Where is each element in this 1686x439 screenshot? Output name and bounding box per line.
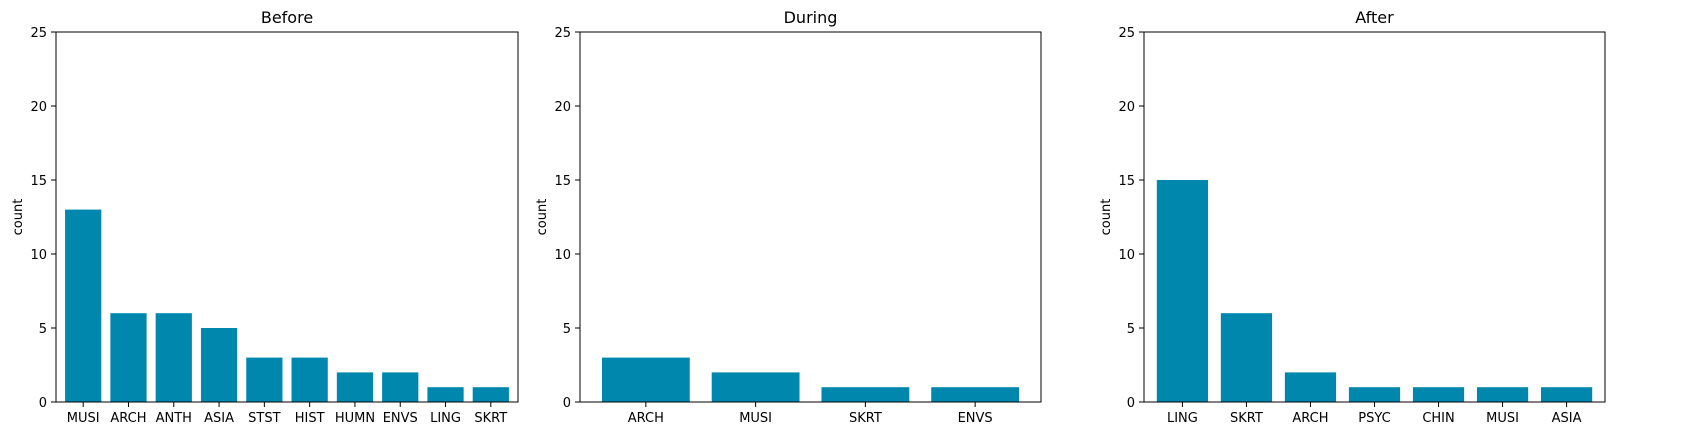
bar-anth bbox=[155, 313, 192, 402]
bar-ling bbox=[1156, 180, 1209, 402]
bar-envs bbox=[382, 372, 419, 402]
plot-frame bbox=[579, 31, 1042, 403]
x-tick-label: SKRT bbox=[474, 411, 507, 426]
y-tick-label: 15 bbox=[1118, 174, 1135, 189]
x-tick-label: PSYC bbox=[1358, 411, 1390, 426]
x-tick-label: MUSI bbox=[1486, 411, 1519, 426]
x-tick-label: ARCH bbox=[110, 411, 146, 426]
x-tick-label: ENVS bbox=[383, 411, 418, 426]
x-tick-label: SKRT bbox=[849, 411, 882, 426]
y-tick-label: 20 bbox=[554, 100, 571, 115]
chart-title: Before bbox=[261, 8, 313, 27]
bar-psyc bbox=[1348, 387, 1401, 402]
bar-chin bbox=[1412, 387, 1465, 402]
y-tick-label: 15 bbox=[554, 174, 571, 189]
y-tick-label: 5 bbox=[39, 322, 47, 337]
bar-stst bbox=[246, 357, 283, 402]
x-tick-label: SKRT bbox=[1230, 411, 1263, 426]
y-axis-label: count bbox=[535, 199, 550, 236]
bar-arch bbox=[110, 313, 147, 402]
x-tick-label: ARCH bbox=[1292, 411, 1328, 426]
chart-panel-0: Before count 0 5 10 15 20 25 MUSI ARCH ANTH ASIA STS… bbox=[11, 8, 519, 426]
bar-asia bbox=[1540, 387, 1593, 402]
x-tick-label: ENVS bbox=[958, 411, 993, 426]
bar-hist bbox=[291, 357, 328, 402]
y-tick-label: 10 bbox=[30, 248, 47, 263]
bar-asia bbox=[200, 328, 238, 402]
x-tick-label: LING bbox=[430, 411, 461, 426]
x-tick-label: HUMN bbox=[335, 411, 375, 426]
x-tick-label: MUSI bbox=[67, 411, 100, 426]
chart-panel-2: After count 0 5 10 15 20 25 LING SKRT ARCH PSYC CHIN… bbox=[1099, 8, 1606, 426]
bar-skrt bbox=[1220, 313, 1273, 402]
x-tick-label: ANTH bbox=[156, 411, 192, 426]
y-tick-label: 20 bbox=[1118, 100, 1135, 115]
plot-frame bbox=[1143, 31, 1606, 403]
bar-ling bbox=[427, 387, 464, 402]
y-tick-label: 25 bbox=[554, 26, 571, 41]
chart-title: After bbox=[1355, 8, 1394, 27]
bar-skrt bbox=[821, 387, 910, 402]
x-tick-label: MUSI bbox=[739, 411, 772, 426]
y-tick-label: 20 bbox=[30, 100, 47, 115]
y-tick-label: 5 bbox=[1127, 322, 1135, 337]
y-tick-label: 25 bbox=[30, 26, 47, 41]
chart-panel-1: During count 0 5 10 15 20 25 ARCH MUSI SKRT ENVS bbox=[535, 8, 1042, 426]
bar-musi bbox=[1476, 387, 1529, 402]
bar-musi bbox=[711, 372, 800, 402]
y-tick-label: 0 bbox=[563, 396, 571, 411]
x-tick-label: STST bbox=[248, 411, 280, 426]
plot-frame bbox=[55, 31, 519, 403]
y-axis-label: count bbox=[11, 199, 26, 236]
y-tick-label: 0 bbox=[39, 396, 47, 411]
y-tick-label: 25 bbox=[1118, 26, 1135, 41]
bar-skrt bbox=[472, 387, 509, 402]
x-tick-label: ASIA bbox=[1552, 411, 1582, 426]
chart-title: During bbox=[784, 8, 838, 27]
y-tick-label: 0 bbox=[1127, 396, 1135, 411]
x-tick-label: ASIA bbox=[204, 411, 234, 426]
y-tick-label: 10 bbox=[554, 248, 571, 263]
x-tick-label: LING bbox=[1167, 411, 1198, 426]
y-tick-label: 10 bbox=[1118, 248, 1135, 263]
x-tick-label: HIST bbox=[295, 411, 325, 426]
bar-arch bbox=[1284, 372, 1337, 402]
bar-musi bbox=[65, 209, 102, 402]
bar-humn bbox=[336, 372, 374, 402]
x-tick-label: CHIN bbox=[1422, 411, 1454, 426]
bar-arch bbox=[601, 357, 690, 402]
y-axis-label: count bbox=[1099, 199, 1114, 236]
bar-envs bbox=[931, 387, 1020, 402]
x-tick-label: ARCH bbox=[628, 411, 664, 426]
y-tick-label: 5 bbox=[563, 322, 571, 337]
y-tick-label: 15 bbox=[30, 174, 47, 189]
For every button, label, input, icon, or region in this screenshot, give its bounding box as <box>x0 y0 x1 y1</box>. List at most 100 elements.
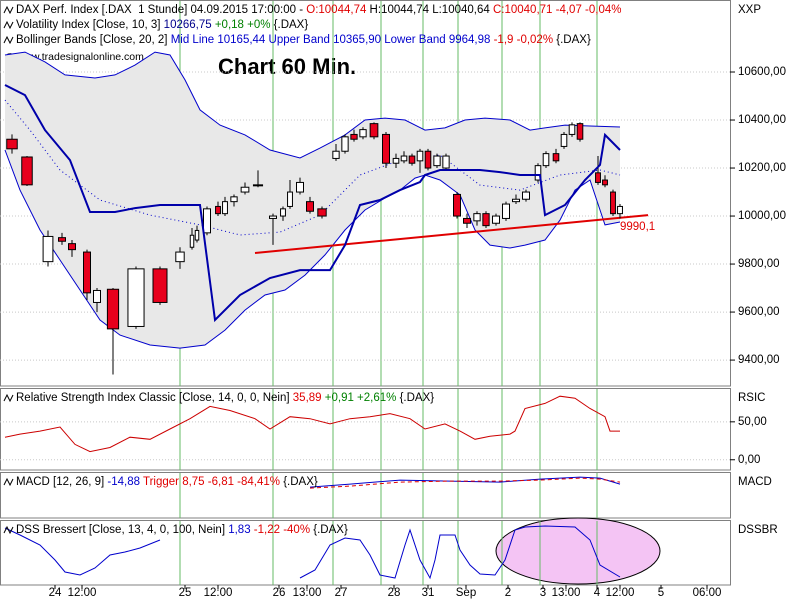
candle-body <box>400 155 408 162</box>
x-tick-label: 24 <box>49 587 62 599</box>
x-tick-label: 5 <box>658 587 664 599</box>
x-tick-label: 28 <box>388 587 401 599</box>
legend-part: 10266,75 <box>164 19 212 31</box>
x-tick-label: Sep <box>456 587 476 599</box>
candle-body <box>359 129 367 138</box>
legend-part: Trigger 8,75 -6,81 -84,41% <box>140 476 280 488</box>
candle-body <box>296 181 304 193</box>
candle-body <box>287 191 293 207</box>
candle-body <box>369 123 379 138</box>
candle-body <box>522 191 530 200</box>
y-tick-label: 9600,00 <box>738 306 780 318</box>
candle-body <box>240 186 250 193</box>
legend-text: MACD [12, 26, 9] -14,88 Trigger 8,75 -6,… <box>16 476 318 488</box>
x-tick-label: 2 <box>505 587 511 599</box>
legend-part: {.DAX} <box>310 524 348 536</box>
candle-body <box>568 124 576 135</box>
candle-body <box>189 234 195 248</box>
series-line <box>4 51 621 159</box>
legend-part: Volatility Index [Close, 10, 3] <box>16 19 164 31</box>
y-tick-label: 10200,00 <box>738 162 786 174</box>
legend-part: Bollinger Bands [Close, 20, 2] <box>16 34 171 46</box>
chart-title: Chart 60 Min. <box>218 54 356 79</box>
legend-part: 1,83 <box>228 524 250 536</box>
series-line <box>4 525 621 580</box>
legend-part: DAX Perf. Index [.DAX 1 Stunde] 04.09.20… <box>16 4 306 16</box>
macd-panel <box>0 472 731 519</box>
main-panel <box>0 0 731 387</box>
series-line <box>4 395 620 453</box>
y-tick-label: 9400,00 <box>738 354 780 366</box>
legend-text: DSS Bressert [Close, 13, 4, 0, 100, Nein… <box>16 524 348 536</box>
candle-body <box>482 213 490 227</box>
y-tick-label: 50,00 <box>738 416 767 428</box>
legend-part: DSS Bressert [Close, 13, 4, 0, 100, Nein… <box>16 524 228 536</box>
x-tick-label: 06:00 <box>693 587 722 599</box>
candle-body <box>350 133 358 140</box>
axis-label: MACD <box>738 476 772 488</box>
candle-body <box>453 193 461 217</box>
candle-body <box>21 156 33 186</box>
candle-body <box>392 157 400 164</box>
legend-icon <box>3 5 14 15</box>
x-tick-label: 12:00 <box>68 587 97 599</box>
candle-body <box>610 191 616 215</box>
legend-part: 35,89 <box>293 392 322 404</box>
candle-body <box>317 208 327 217</box>
series-line <box>309 477 621 489</box>
candle-body <box>58 237 66 242</box>
axis-label: RSIC <box>738 392 765 404</box>
candle-body <box>492 215 500 224</box>
candle-body <box>280 208 286 217</box>
trendline <box>254 214 649 255</box>
candle-body <box>106 288 120 330</box>
candle-body <box>463 217 471 224</box>
legend-text: Relative Strength Index Classic [Close, … <box>16 392 434 404</box>
x-tick-label: 12:00 <box>606 587 635 599</box>
candle-body <box>576 123 584 140</box>
x-tick-label: 27 <box>335 587 348 599</box>
legend-part: Mid Line 10165,44 Upper Band 10365,90 Lo… <box>171 34 491 46</box>
legend-part: {.DAX} <box>553 34 591 46</box>
legend-part: -1,22 -40% <box>251 524 310 536</box>
candle-body <box>42 235 54 263</box>
candle-body <box>416 150 424 162</box>
x-tick-label: 12:00 <box>204 587 233 599</box>
legend-part: H:10044,74 L:10040,64 <box>366 4 493 16</box>
y-tick-label: 0,00 <box>738 454 760 466</box>
candle-body <box>175 251 185 263</box>
legend-part: -1,9 -0,02% <box>490 34 553 46</box>
candle-body <box>382 133 390 164</box>
legend-icon <box>3 20 14 30</box>
legend-part: {.DAX} <box>396 392 434 404</box>
legend-icon <box>3 477 14 487</box>
legend-part: {.DAX} <box>270 19 308 31</box>
legend-part: Relative Strength Index Classic [Close, … <box>16 392 293 404</box>
series-line <box>309 476 621 488</box>
x-tick-label: 13:00 <box>293 587 322 599</box>
y-tick-label: 10400,00 <box>738 114 786 126</box>
x-tick-label: 3 <box>540 587 546 599</box>
candle-body <box>215 205 221 215</box>
candle-body <box>230 196 238 203</box>
legend-part: C:10040,71 -4,07 -0,04% <box>493 4 622 16</box>
candle-body <box>502 203 510 219</box>
legend-icon <box>3 393 14 403</box>
legend-text: DAX Perf. Index [.DAX 1 Stunde] 04.09.20… <box>16 4 621 16</box>
legend-part: +0,91 +2,61% <box>322 392 397 404</box>
candle-body <box>341 136 349 152</box>
y-tick-label: 9800,00 <box>738 258 780 270</box>
dss-panel <box>0 520 731 586</box>
axis-label: XXP <box>738 4 761 16</box>
x-tick-label: 31 <box>422 587 435 599</box>
candle-body <box>93 289 101 303</box>
x-tick-label: 13:00 <box>552 587 581 599</box>
legend-part: {.DAX} <box>280 476 318 488</box>
candle-body <box>252 184 264 187</box>
candle-body <box>408 155 416 164</box>
y-tick-label: 10600,00 <box>738 66 786 78</box>
candle-body <box>332 150 340 159</box>
y-tick-label: 10000,00 <box>738 210 786 222</box>
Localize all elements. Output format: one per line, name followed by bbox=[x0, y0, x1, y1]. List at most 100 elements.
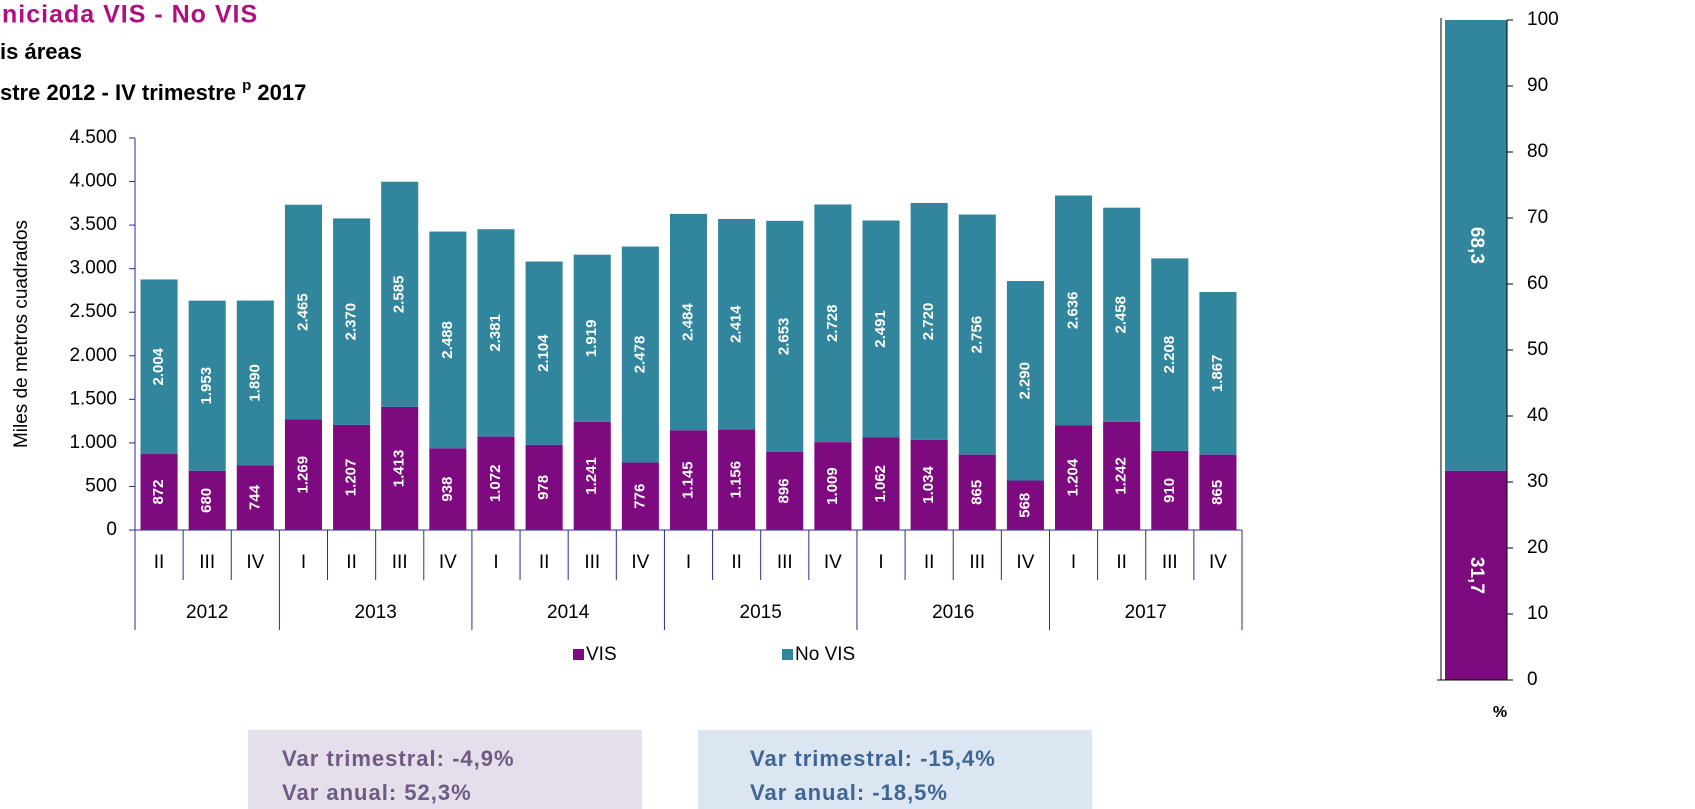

****************

REQUIREMENTS -
Write out the lines from the one containing "bar-anth bbox=[155, 313, 192, 402]" through the one containing "x-tick-label: PSYC bbox=[1358, 411, 1390, 426]", word for word.

SOLUTION FOR THIS PROBLEM -
bar-anth bbox=[155, 313, 192, 402]
bar-ling bbox=[1156, 180, 1209, 402]
bar-envs bbox=[382, 372, 419, 402]
plot-frame bbox=[579, 31, 1042, 403]
x-tick-label: SKRT bbox=[474, 411, 507, 426]
y-tick-label: 15 bbox=[1118, 174, 1135, 189]
x-tick-label: PSYC bbox=[1358, 411, 1390, 426]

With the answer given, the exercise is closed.